* [Objective]:
Under this task are some entries; return every one of them exactly.

* [Records shown]:
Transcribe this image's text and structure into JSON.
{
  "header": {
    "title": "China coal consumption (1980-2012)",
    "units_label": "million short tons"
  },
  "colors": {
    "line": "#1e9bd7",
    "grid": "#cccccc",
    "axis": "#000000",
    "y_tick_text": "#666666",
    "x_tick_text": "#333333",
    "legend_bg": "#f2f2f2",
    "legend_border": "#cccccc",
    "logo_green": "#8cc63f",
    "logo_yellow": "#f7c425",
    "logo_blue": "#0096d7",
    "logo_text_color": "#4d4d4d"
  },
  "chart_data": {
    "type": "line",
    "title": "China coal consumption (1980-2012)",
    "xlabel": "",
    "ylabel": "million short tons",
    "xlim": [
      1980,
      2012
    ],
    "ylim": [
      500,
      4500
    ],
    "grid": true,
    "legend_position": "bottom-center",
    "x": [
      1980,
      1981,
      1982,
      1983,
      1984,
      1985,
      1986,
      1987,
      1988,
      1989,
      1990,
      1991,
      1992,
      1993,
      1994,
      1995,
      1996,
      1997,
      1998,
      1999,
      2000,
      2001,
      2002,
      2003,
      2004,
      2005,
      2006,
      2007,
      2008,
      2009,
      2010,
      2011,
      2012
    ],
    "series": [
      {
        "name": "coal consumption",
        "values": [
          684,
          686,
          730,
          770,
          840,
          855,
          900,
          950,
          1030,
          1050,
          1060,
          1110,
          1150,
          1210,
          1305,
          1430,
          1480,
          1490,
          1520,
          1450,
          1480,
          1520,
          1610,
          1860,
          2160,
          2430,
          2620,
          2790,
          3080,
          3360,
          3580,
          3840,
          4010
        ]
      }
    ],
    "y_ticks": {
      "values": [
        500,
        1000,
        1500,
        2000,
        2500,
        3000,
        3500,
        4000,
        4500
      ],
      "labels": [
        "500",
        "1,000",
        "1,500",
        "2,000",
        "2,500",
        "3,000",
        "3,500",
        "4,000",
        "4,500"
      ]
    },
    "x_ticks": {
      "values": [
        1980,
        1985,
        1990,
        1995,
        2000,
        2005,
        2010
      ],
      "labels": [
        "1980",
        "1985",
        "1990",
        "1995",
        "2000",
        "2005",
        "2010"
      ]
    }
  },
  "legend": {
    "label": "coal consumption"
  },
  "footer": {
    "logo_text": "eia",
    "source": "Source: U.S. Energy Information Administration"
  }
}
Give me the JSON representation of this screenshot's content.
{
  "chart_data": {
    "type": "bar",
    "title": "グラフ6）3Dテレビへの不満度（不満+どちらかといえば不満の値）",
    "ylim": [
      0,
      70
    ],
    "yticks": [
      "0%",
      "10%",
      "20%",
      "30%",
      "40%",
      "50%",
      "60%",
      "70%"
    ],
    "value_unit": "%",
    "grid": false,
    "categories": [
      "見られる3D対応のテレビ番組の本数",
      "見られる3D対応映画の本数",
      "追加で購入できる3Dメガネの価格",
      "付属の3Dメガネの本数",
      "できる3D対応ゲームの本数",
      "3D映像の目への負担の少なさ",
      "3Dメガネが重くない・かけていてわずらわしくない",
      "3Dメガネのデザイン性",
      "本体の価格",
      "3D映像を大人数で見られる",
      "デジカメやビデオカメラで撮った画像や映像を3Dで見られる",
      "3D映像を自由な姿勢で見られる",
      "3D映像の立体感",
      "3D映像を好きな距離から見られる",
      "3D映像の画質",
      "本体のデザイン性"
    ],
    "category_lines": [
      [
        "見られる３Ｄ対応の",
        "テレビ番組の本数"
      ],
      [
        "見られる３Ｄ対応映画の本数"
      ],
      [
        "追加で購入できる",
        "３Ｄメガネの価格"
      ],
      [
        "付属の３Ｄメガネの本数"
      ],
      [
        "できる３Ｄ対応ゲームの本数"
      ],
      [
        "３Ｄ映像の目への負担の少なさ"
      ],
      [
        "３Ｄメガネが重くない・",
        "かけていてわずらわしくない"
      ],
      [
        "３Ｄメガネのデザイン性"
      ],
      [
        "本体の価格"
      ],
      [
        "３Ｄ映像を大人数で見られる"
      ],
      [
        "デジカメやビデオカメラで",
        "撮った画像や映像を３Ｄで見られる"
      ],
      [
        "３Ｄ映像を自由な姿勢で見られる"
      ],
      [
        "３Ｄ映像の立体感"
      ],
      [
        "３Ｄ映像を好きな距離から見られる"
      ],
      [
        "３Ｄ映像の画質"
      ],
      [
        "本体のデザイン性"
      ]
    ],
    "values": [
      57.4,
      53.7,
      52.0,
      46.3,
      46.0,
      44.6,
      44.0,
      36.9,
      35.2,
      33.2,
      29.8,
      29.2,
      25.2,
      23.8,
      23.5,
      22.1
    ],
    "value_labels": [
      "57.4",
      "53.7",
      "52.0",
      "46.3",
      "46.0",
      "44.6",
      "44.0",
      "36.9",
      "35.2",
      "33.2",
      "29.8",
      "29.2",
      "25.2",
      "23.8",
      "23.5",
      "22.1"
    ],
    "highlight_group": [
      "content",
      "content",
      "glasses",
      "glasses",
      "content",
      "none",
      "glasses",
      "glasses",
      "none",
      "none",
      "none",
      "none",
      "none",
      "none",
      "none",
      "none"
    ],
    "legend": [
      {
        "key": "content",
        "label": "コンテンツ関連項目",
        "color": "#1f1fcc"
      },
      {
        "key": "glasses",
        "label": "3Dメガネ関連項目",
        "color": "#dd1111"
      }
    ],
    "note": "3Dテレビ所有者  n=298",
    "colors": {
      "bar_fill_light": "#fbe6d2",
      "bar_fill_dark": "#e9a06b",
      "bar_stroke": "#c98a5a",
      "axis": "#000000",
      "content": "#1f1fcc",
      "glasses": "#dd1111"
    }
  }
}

* [Answer]:
Transcribe this image's text and structure into JSON.
{
  "header": {
    "title": "China coal consumption (1980-2012)",
    "units_label": "million short tons"
  },
  "colors": {
    "line": "#1e9bd7",
    "grid": "#cccccc",
    "axis": "#000000",
    "y_tick_text": "#666666",
    "x_tick_text": "#333333",
    "legend_bg": "#f2f2f2",
    "legend_border": "#cccccc",
    "logo_green": "#8cc63f",
    "logo_yellow": "#f7c425",
    "logo_blue": "#0096d7",
    "logo_text_color": "#4d4d4d"
  },
  "chart_data": {
    "type": "line",
    "title": "China coal consumption (1980-2012)",
    "xlabel": "",
    "ylabel": "million short tons",
    "xlim": [
      1980,
      2012
    ],
    "ylim": [
      500,
      4500
    ],
    "grid": true,
    "legend_position": "bottom-center",
    "x": [
      1980,
      1981,
      1982,
      1983,
      1984,
      1985,
      1986,
      1987,
      1988,
      1989,
      1990,
      1991,
      1992,
      1993,
      1994,
      1995,
      1996,
      1997,
      1998,
      1999,
      2000,
      2001,
      2002,
      2003,
      2004,
      2005,
      2006,
      2007,
      2008,
      2009,
      2010,
      2011,
      2012
    ],
    "series": [
      {
        "name": "coal consumption",
        "values": [
          684,
          686,
          730,
          770,
          840,
          855,
          900,
          950,
          1030,
          1050,
          1060,
          1110,
          1150,
          1210,
          1305,
          1430,
          1480,
          1490,
          1520,
          1450,
          1480,
          1520,
          1610,
          1860,
          2160,
          2430,
          2620,
          2790,
          3080,
          3360,
          3580,
          3840,
          4010
        ]
      }
    ],
    "y_ticks": {
      "values": [
        500,
        1000,
        1500,
        2000,
        2500,
        3000,
        3500,
        4000,
        4500
      ],
      "labels": [
        "500",
        "1,000",
        "1,500",
        "2,000",
        "2,500",
        "3,000",
        "3,500",
        "4,000",
        "4,500"
      ]
    },
    "x_ticks": {
      "values": [
        1980,
        1985,
        1990,
        1995,
        2000,
        2005,
        2010
      ],
      "labels": [
        "1980",
        "1985",
        "1990",
        "1995",
        "2000",
        "2005",
        "2010"
      ]
    }
  },
  "legend": {
    "label": "coal consumption"
  },
  "footer": {
    "logo_text": "eia",
    "source": "Source: U.S. Energy Information Administration"
  }
}
Give me the JSON representation of this screenshot's content.
{
  "chart_data": {
    "type": "bar",
    "title": "グラフ6）3Dテレビへの不満度（不満+どちらかといえば不満の値）",
    "ylim": [
      0,
      70
    ],
    "yticks": [
      "0%",
      "10%",
      "20%",
      "30%",
      "40%",
      "50%",
      "60%",
      "70%"
    ],
    "value_unit": "%",
    "grid": false,
    "categories": [
      "見られる3D対応のテレビ番組の本数",
      "見られる3D対応映画の本数",
      "追加で購入できる3Dメガネの価格",
      "付属の3Dメガネの本数",
      "できる3D対応ゲームの本数",
      "3D映像の目への負担の少なさ",
      "3Dメガネが重くない・かけていてわずらわしくない",
      "3Dメガネのデザイン性",
      "本体の価格",
      "3D映像を大人数で見られる",
      "デジカメやビデオカメラで撮った画像や映像を3Dで見られる",
      "3D映像を自由な姿勢で見られる",
      "3D映像の立体感",
      "3D映像を好きな距離から見られる",
      "3D映像の画質",
      "本体のデザイン性"
    ],
    "category_lines": [
      [
        "見られる３Ｄ対応の",
        "テレビ番組の本数"
      ],
      [
        "見られる３Ｄ対応映画の本数"
      ],
      [
        "追加で購入できる",
        "３Ｄメガネの価格"
      ],
      [
        "付属の３Ｄメガネの本数"
      ],
      [
        "できる３Ｄ対応ゲームの本数"
      ],
      [
        "３Ｄ映像の目への負担の少なさ"
      ],
      [
        "３Ｄメガネが重くない・",
        "かけていてわずらわしくない"
      ],
      [
        "３Ｄメガネのデザイン性"
      ],
      [
        "本体の価格"
      ],
      [
        "３Ｄ映像を大人数で見られる"
      ],
      [
        "デジカメやビデオカメラで",
        "撮った画像や映像を３Ｄで見られる"
      ],
      [
        "３Ｄ映像を自由な姿勢で見られる"
      ],
      [
        "３Ｄ映像の立体感"
      ],
      [
        "３Ｄ映像を好きな距離から見られる"
      ],
      [
        "３Ｄ映像の画質"
      ],
      [
        "本体のデザイン性"
      ]
    ],
    "values": [
      57.4,
      53.7,
      52.0,
      46.3,
      46.0,
      44.6,
      44.0,
      36.9,
      35.2,
      33.2,
      29.8,
      29.2,
      25.2,
      23.8,
      23.5,
      22.1
    ],
    "value_labels": [
      "57.4",
      "53.7",
      "52.0",
      "46.3",
      "46.0",
      "44.6",
      "44.0",
      "36.9",
      "35.2",
      "33.2",
      "29.8",
      "29.2",
      "25.2",
      "23.8",
      "23.5",
      "22.1"
    ],
    "highlight_group": [
      "content",
      "content",
      "glasses",
      "glasses",
      "content",
      "none",
      "glasses",
      "glasses",
      "none",
      "none",
      "none",
      "none",
      "none",
      "none",
      "none",
      "none"
    ],
    "legend": [
      {
        "key": "content",
        "label": "コンテンツ関連項目",
        "color": "#1f1fcc"
      },
      {
        "key": "glasses",
        "label": "3Dメガネ関連項目",
        "color": "#dd1111"
      }
    ],
    "note": "3Dテレビ所有者  n=298",
    "colors": {
      "bar_fill_light": "#fbe6d2",
      "bar_fill_dark": "#e9a06b",
      "bar_stroke": "#c98a5a",
      "axis": "#000000",
      "content": "#1f1fcc",
      "glasses": "#dd1111"
    }
  }
}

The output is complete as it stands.